#### Dataset entries:
^^^^^^^^^^^^^^^^

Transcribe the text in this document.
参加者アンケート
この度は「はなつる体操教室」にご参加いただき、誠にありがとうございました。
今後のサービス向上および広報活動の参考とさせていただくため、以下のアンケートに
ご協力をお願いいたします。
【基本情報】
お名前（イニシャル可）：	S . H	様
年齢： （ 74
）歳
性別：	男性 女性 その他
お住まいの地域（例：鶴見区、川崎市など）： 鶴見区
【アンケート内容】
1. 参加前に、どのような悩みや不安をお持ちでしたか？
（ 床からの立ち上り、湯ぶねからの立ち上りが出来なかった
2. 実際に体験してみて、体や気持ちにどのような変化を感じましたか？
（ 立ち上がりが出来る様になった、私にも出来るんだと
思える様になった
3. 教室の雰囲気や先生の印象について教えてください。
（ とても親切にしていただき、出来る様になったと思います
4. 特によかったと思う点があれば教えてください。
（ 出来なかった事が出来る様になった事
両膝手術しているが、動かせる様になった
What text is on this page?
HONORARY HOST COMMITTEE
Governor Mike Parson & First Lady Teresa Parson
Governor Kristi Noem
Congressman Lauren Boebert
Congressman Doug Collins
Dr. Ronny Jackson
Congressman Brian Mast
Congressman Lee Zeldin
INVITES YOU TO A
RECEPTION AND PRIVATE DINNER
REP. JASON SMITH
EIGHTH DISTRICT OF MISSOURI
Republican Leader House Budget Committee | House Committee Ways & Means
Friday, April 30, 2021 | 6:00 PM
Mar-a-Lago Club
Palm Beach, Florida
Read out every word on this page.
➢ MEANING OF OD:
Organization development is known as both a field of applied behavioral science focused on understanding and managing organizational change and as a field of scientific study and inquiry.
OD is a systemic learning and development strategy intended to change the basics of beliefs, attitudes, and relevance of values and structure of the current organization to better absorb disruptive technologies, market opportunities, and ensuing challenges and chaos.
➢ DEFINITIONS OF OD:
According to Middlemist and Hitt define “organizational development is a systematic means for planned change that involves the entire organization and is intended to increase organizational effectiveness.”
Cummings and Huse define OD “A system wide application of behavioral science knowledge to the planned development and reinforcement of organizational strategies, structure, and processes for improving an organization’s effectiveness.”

^^^^^^^^^^^^^^^^

#### Set task:
Transcribe all of the entries without altering anything.

#### Reply:
Transcribe the text in this document.
参加者アンケート
この度は「はなつる体操教室」にご参加いただき、誠にありがとうございました。
今後のサービス向上および広報活動の参考とさせていただくため、以下のアンケートに
ご協力をお願いいたします。
【基本情報】
お名前（イニシャル可）：	S . H	様
年齢： （ 74
）歳
性別：	男性 女性 その他
お住まいの地域（例：鶴見区、川崎市など）： 鶴見区
【アンケート内容】
1. 参加前に、どのような悩みや不安をお持ちでしたか？
（ 床からの立ち上り、湯ぶねからの立ち上りが出来なかった
2. 実際に体験してみて、体や気持ちにどのような変化を感じましたか？
（ 立ち上がりが出来る様になった、私にも出来るんだと
思える様になった
3. 教室の雰囲気や先生の印象について教えてください。
（ とても親切にしていただき、出来る様になったと思います
4. 特によかったと思う点があれば教えてください。
（ 出来なかった事が出来る様になった事
両膝手術しているが、動かせる様になった
What text is on this page?
HONORARY HOST COMMITTEE
Governor Mike Parson & First Lady Teresa Parson
Governor Kristi Noem
Congressman Lauren Boebert
Congressman Doug Collins
Dr. Ronny Jackson
Congressman Brian Mast
Congressman Lee Zeldin
INVITES YOU TO A
RECEPTION AND PRIVATE DINNER
REP. JASON SMITH
EIGHTH DISTRICT OF MISSOURI
Republican Leader House Budget Committee | House Committee Ways & Means
Friday, April 30, 2021 | 6:00 PM
Mar-a-Lago Club
Palm Beach, Florida
Read out every word on this page.
➢ MEANING OF OD:
Organization development is known as both a field of applied behavioral science focused on understanding and managing organizational change and as a field of scientific study and inquiry.
OD is a systemic learning and development strategy intended to change the basics of beliefs, attitudes, and relevance of values and structure of the current organization to better absorb disruptive technologies, market opportunities, and ensuing challenges and chaos.
➢ DEFINITIONS OF OD:
According to Middlemist and Hitt define “organizational development is a systematic means for planned change that involves the entire organization and is intended to increase organizational effectiveness.”
Cummings and Huse define OD “A system wide application of behavioral science knowledge to the planned development and reinforcement of organizational strategies, structure, and processes for improving an organization’s effectiveness.”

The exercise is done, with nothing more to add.